▶ [EXERCISE BRIEF]:
Each entry in the listing below should be restated word for word.

▶ [RECORDS PROVIDED]:
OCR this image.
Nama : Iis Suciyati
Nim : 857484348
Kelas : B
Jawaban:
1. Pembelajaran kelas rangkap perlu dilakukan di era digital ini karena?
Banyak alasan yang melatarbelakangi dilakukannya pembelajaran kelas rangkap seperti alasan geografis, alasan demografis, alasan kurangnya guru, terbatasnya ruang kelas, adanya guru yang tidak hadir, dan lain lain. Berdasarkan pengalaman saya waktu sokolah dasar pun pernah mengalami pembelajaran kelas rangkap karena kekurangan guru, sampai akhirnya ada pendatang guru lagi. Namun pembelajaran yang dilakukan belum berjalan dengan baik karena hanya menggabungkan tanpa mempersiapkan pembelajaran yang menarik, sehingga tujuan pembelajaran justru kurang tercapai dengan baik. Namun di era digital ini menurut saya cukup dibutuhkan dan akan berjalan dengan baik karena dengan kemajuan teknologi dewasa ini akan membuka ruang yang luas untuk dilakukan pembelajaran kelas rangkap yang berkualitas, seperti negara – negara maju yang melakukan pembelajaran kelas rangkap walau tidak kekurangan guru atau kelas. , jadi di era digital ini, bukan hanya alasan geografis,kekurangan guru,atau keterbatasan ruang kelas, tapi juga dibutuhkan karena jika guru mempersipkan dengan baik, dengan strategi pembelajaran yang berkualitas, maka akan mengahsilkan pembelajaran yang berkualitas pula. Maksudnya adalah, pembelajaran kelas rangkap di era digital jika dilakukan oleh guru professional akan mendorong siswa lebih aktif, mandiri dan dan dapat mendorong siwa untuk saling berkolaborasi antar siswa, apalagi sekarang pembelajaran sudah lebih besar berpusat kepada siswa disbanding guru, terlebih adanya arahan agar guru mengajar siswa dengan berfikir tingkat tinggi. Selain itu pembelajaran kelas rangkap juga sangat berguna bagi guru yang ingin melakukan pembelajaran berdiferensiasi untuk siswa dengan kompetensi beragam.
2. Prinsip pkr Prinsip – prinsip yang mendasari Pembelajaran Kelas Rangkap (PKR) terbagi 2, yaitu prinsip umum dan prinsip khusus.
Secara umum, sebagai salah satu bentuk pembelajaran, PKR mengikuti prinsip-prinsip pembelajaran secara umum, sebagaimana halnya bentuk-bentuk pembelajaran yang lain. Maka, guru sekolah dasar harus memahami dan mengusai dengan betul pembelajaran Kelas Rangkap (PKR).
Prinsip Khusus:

▶ [FULL RESPONSE]:
OCR this image.
Nama : Iis Suciyati
Nim : 857484348
Kelas : B
Jawaban:
1. Pembelajaran kelas rangkap perlu dilakukan di era digital ini karena?
Banyak alasan yang melatarbelakangi dilakukannya pembelajaran kelas rangkap seperti alasan geografis, alasan demografis, alasan kurangnya guru, terbatasnya ruang kelas, adanya guru yang tidak hadir, dan lain lain. Berdasarkan pengalaman saya waktu sokolah dasar pun pernah mengalami pembelajaran kelas rangkap karena kekurangan guru, sampai akhirnya ada pendatang guru lagi. Namun pembelajaran yang dilakukan belum berjalan dengan baik karena hanya menggabungkan tanpa mempersiapkan pembelajaran yang menarik, sehingga tujuan pembelajaran justru kurang tercapai dengan baik. Namun di era digital ini menurut saya cukup dibutuhkan dan akan berjalan dengan baik karena dengan kemajuan teknologi dewasa ini akan membuka ruang yang luas untuk dilakukan pembelajaran kelas rangkap yang berkualitas, seperti negara – negara maju yang melakukan pembelajaran kelas rangkap walau tidak kekurangan guru atau kelas. , jadi di era digital ini, bukan hanya alasan geografis,kekurangan guru,atau keterbatasan ruang kelas, tapi juga dibutuhkan karena jika guru mempersipkan dengan baik, dengan strategi pembelajaran yang berkualitas, maka akan mengahsilkan pembelajaran yang berkualitas pula. Maksudnya adalah, pembelajaran kelas rangkap di era digital jika dilakukan oleh guru professional akan mendorong siswa lebih aktif, mandiri dan dan dapat mendorong siwa untuk saling berkolaborasi antar siswa, apalagi sekarang pembelajaran sudah lebih besar berpusat kepada siswa disbanding guru, terlebih adanya arahan agar guru mengajar siswa dengan berfikir tingkat tinggi. Selain itu pembelajaran kelas rangkap juga sangat berguna bagi guru yang ingin melakukan pembelajaran berdiferensiasi untuk siswa dengan kompetensi beragam.
2. Prinsip pkr Prinsip – prinsip yang mendasari Pembelajaran Kelas Rangkap (PKR) terbagi 2, yaitu prinsip umum dan prinsip khusus.
Secara umum, sebagai salah satu bentuk pembelajaran, PKR mengikuti prinsip-prinsip pembelajaran secara umum, sebagaimana halnya bentuk-bentuk pembelajaran yang lain. Maka, guru sekolah dasar harus memahami dan mengusai dengan betul pembelajaran Kelas Rangkap (PKR).
Prinsip Khusus:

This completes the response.